[RECORDS PROVIDED]:
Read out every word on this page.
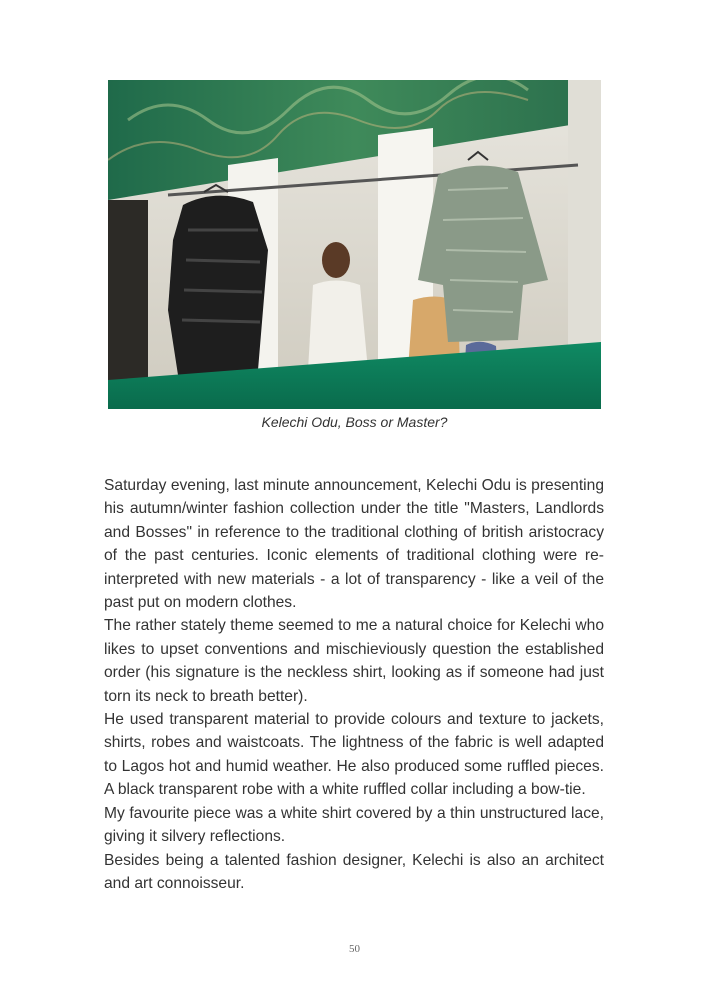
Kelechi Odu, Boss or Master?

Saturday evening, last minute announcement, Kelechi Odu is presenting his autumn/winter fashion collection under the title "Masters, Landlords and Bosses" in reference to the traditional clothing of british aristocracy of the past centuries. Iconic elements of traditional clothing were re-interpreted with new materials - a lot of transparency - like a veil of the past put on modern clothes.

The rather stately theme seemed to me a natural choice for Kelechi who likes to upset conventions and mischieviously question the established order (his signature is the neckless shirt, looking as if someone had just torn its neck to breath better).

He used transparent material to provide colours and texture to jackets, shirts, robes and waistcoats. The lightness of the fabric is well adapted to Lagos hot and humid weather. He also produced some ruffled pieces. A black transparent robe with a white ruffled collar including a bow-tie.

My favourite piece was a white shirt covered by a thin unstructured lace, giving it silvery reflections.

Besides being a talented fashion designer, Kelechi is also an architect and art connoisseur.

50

...

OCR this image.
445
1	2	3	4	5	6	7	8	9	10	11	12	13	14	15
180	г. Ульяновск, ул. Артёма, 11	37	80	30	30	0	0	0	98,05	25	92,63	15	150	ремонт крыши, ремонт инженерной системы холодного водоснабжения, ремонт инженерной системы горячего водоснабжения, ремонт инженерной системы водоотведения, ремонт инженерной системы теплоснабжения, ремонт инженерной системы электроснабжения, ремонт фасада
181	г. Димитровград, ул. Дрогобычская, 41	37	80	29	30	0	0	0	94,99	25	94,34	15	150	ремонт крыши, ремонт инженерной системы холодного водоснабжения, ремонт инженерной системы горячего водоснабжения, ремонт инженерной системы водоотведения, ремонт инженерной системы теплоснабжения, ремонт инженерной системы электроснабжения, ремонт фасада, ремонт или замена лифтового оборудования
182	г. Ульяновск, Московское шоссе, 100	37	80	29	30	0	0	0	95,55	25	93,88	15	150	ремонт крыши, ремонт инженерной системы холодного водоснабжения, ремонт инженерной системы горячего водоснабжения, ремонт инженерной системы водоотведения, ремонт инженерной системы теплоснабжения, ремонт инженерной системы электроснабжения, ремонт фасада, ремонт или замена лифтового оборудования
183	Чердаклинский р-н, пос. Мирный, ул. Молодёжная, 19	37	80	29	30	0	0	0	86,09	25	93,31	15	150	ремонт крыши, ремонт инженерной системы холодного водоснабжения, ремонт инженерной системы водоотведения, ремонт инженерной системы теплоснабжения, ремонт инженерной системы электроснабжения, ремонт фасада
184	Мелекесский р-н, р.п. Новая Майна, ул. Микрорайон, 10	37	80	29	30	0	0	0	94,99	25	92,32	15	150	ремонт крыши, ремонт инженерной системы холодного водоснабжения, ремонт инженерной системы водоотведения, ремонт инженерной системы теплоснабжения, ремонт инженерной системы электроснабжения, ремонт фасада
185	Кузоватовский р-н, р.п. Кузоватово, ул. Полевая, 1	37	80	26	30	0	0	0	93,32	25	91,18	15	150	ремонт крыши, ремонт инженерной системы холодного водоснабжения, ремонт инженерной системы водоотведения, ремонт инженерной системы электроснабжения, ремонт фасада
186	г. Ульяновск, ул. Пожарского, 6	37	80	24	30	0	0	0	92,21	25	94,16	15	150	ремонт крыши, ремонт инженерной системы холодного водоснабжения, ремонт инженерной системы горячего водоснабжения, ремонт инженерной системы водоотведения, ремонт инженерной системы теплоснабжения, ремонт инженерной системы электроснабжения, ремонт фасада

[STATED TASK]: Copy all lines from the entries that contain the word "водоснабжения".

[COMPLETE ANSWER]:
180	г. Ульяновск, ул. Артёма, 11	37	80	30	30	0	0	0	98,05	25	92,63	15	150	ремонт крыши, ремонт инженерной системы холодного водоснабжения, ремонт инженерной системы горячего водоснабжения, ремонт инженерной системы водоотведения, ремонт инженерной системы теплоснабжения, ремонт инженерной системы электроснабжения, ремонт фасада
181	г. Димитровград, ул. Дрогобычская, 41	37	80	29	30	0	0	0	94,99	25	94,34	15	150	ремонт крыши, ремонт инженерной системы холодного водоснабжения, ремонт инженерной системы горячего водоснабжения, ремонт инженерной системы водоотведения, ремонт инженерной системы теплоснабжения, ремонт инженерной системы электроснабжения, ремонт фасада, ремонт или замена лифтового оборудования
182	г. Ульяновск, Московское шоссе, 100	37	80	29	30	0	0	0	95,55	25	93,88	15	150	ремонт крыши, ремонт инженерной системы холодного водоснабжения, ремонт инженерной системы горячего водоснабжения, ремонт инженерной системы водоотведения, ремонт инженерной системы теплоснабжения, ремонт инженерной системы электроснабжения, ремонт фасада, ремонт или замена лифтового оборудования
183	Чердаклинский р-н, пос. Мирный, ул. Молодёжная, 19	37	80	29	30	0	0	0	86,09	25	93,31	15	150	ремонт крыши, ремонт инженерной системы холодного водоснабжения, ремонт инженерной системы водоотведения, ремонт инженерной системы теплоснабжения, ремонт инженерной системы электроснабжения, ремонт фасада
184	Мелекесский р-н, р.п. Новая Майна, ул. Микрорайон, 10	37	80	29	30	0	0	0	94,99	25	92,32	15	150	ремонт крыши, ремонт инженерной системы холодного водоснабжения, ремонт инженерной системы водоотведения, ремонт инженерной системы теплоснабжения, ремонт инженерной системы электроснабжения, ремонт фасада
185	Кузоватовский р-н, р.п. Кузоватово, ул. Полевая, 1	37	80	26	30	0	0	0	93,32	25	91,18	15	150	ремонт крыши, ремонт инженерной системы холодного водоснабжения, ремонт инженерной системы водоотведения, ремонт инженерной системы электроснабжения, ремонт фасада
186	г. Ульяновск, ул. Пожарского, 6	37	80	24	30	0	0	0	92,21	25	94,16	15	150	ремонт крыши, ремонт инженерной системы холодного водоснабжения, ремонт инженерной системы горячего водоснабжения, ремонт инженерной системы водоотведения, ремонт инженерной системы теплоснабжения, ремонт инженерной системы электроснабжения, ремонт фасада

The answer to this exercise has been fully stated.